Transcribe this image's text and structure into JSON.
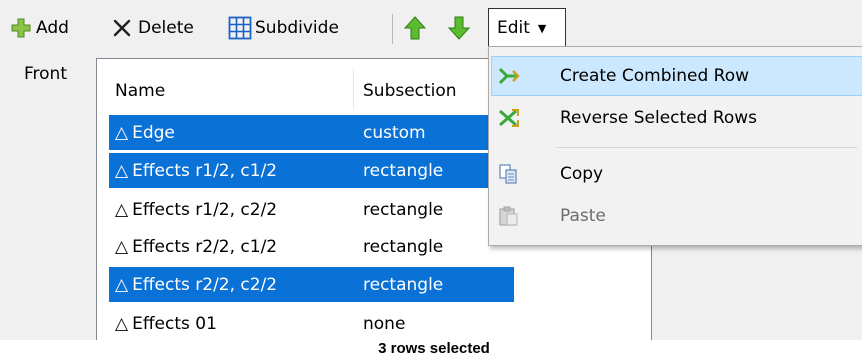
{
  "toolbar": {
    "add_label": "Add",
    "delete_label": "Delete",
    "subdivide_label": "Subdivide",
    "edit_label": "Edit",
    "icons": [
      "add-icon",
      "delete-icon",
      "subdivide-icon",
      "move-up-icon",
      "move-down-icon",
      "chevron-down-icon"
    ],
    "colors": {
      "add": "#8bc34a",
      "arrows": "#4caf2e",
      "subdivide": "#1a62c8"
    }
  },
  "panel": {
    "front_label": "Front"
  },
  "grid": {
    "columns": {
      "name": "Name",
      "subsection": "Subsection"
    },
    "rows": [
      {
        "name": "Edge",
        "subsection": "custom",
        "selected": true
      },
      {
        "name": "Effects r1/2, c1/2",
        "subsection": "rectangle",
        "selected": true
      },
      {
        "name": "Effects r1/2, c2/2",
        "subsection": "rectangle",
        "selected": false
      },
      {
        "name": "Effects r2/2, c1/2",
        "subsection": "rectangle",
        "selected": false
      },
      {
        "name": "Effects r2/2, c2/2",
        "subsection": "rectangle",
        "selected": true
      },
      {
        "name": "Effects 01",
        "subsection": "none",
        "selected": false
      }
    ],
    "row_icon": "triangle-icon",
    "selection_color": "#0a72d6"
  },
  "menu": {
    "items": [
      {
        "label": "Create Combined Row",
        "icon": "combine-rows-icon",
        "highlighted": true,
        "enabled": true
      },
      {
        "label": "Reverse Selected Rows",
        "icon": "reverse-rows-icon",
        "highlighted": false,
        "enabled": true
      },
      {
        "label": "Copy",
        "icon": "copy-icon",
        "highlighted": false,
        "enabled": true
      },
      {
        "label": "Paste",
        "icon": "paste-icon",
        "highlighted": false,
        "enabled": false
      }
    ],
    "highlight_color": "#cce8ff"
  },
  "status": {
    "text": "3 rows selected"
  }
}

──────────────────────────────

Write out each line again precisely as it appears, skipping every picture.

WRITTEN ANSWER |
Transcribe this image's text and structure into JSON.
{
  "toolbar": {
    "add_label": "Add",
    "delete_label": "Delete",
    "subdivide_label": "Subdivide",
    "edit_label": "Edit",
    "icons": [
      "add-icon",
      "delete-icon",
      "subdivide-icon",
      "move-up-icon",
      "move-down-icon",
      "chevron-down-icon"
    ],
    "colors": {
      "add": "#8bc34a",
      "arrows": "#4caf2e",
      "subdivide": "#1a62c8"
    }
  },
  "panel": {
    "front_label": "Front"
  },
  "grid": {
    "columns": {
      "name": "Name",
      "subsection": "Subsection"
    },
    "rows": [
      {
        "name": "Edge",
        "subsection": "custom",
        "selected": true
      },
      {
        "name": "Effects r1/2, c1/2",
        "subsection": "rectangle",
        "selected": true
      },
      {
        "name": "Effects r1/2, c2/2",
        "subsection": "rectangle",
        "selected": false
      },
      {
        "name": "Effects r2/2, c1/2",
        "subsection": "rectangle",
        "selected": false
      },
      {
        "name": "Effects r2/2, c2/2",
        "subsection": "rectangle",
        "selected": true
      },
      {
        "name": "Effects 01",
        "subsection": "none",
        "selected": false
      }
    ],
    "row_icon": "triangle-icon",
    "selection_color": "#0a72d6"
  },
  "menu": {
    "items": [
      {
        "label": "Create Combined Row",
        "icon": "combine-rows-icon",
        "highlighted": true,
        "enabled": true
      },
      {
        "label": "Reverse Selected Rows",
        "icon": "reverse-rows-icon",
        "highlighted": false,
        "enabled": true
      },
      {
        "label": "Copy",
        "icon": "copy-icon",
        "highlighted": false,
        "enabled": true
      },
      {
        "label": "Paste",
        "icon": "paste-icon",
        "highlighted": false,
        "enabled": false
      }
    ],
    "highlight_color": "#cce8ff"
  },
  "status": {
    "text": "3 rows selected"
  }
}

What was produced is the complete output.